Data excerpts:
^^^^

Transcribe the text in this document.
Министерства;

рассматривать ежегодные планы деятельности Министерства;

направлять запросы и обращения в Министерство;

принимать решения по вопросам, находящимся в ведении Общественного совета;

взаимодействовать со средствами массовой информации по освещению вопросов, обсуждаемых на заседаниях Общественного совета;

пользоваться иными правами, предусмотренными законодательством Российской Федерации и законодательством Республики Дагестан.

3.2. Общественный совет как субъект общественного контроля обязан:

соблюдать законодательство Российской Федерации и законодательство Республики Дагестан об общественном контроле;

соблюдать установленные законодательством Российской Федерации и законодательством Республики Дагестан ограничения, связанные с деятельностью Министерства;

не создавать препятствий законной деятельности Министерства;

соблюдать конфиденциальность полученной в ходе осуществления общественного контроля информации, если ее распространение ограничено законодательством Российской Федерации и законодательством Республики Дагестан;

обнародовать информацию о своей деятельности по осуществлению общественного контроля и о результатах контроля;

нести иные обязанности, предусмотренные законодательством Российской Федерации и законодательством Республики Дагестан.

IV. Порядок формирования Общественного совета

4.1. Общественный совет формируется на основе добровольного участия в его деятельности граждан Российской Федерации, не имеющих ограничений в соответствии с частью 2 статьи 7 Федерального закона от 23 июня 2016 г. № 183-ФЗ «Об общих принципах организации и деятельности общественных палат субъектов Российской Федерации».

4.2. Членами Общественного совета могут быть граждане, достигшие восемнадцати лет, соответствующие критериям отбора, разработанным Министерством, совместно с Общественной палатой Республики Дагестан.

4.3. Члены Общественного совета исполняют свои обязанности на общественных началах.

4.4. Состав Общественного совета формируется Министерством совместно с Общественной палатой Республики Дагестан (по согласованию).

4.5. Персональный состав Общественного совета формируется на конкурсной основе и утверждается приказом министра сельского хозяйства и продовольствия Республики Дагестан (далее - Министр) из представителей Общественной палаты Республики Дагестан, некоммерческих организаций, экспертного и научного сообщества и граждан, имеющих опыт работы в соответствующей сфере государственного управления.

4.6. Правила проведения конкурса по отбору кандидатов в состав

^^^^

**Written exercise**
Pick out all the lines with the word "палатой" in them and copy them.

**Full response**
4.2. Членами Общественного совета могут быть граждане, достигшие восемнадцати лет, соответствующие критериям отбора, разработанным Министерством, совместно с Общественной палатой Республики Дагестан.
4.4. Состав Общественного совета формируется Министерством совместно с Общественной палатой Республики Дагестан (по согласованию).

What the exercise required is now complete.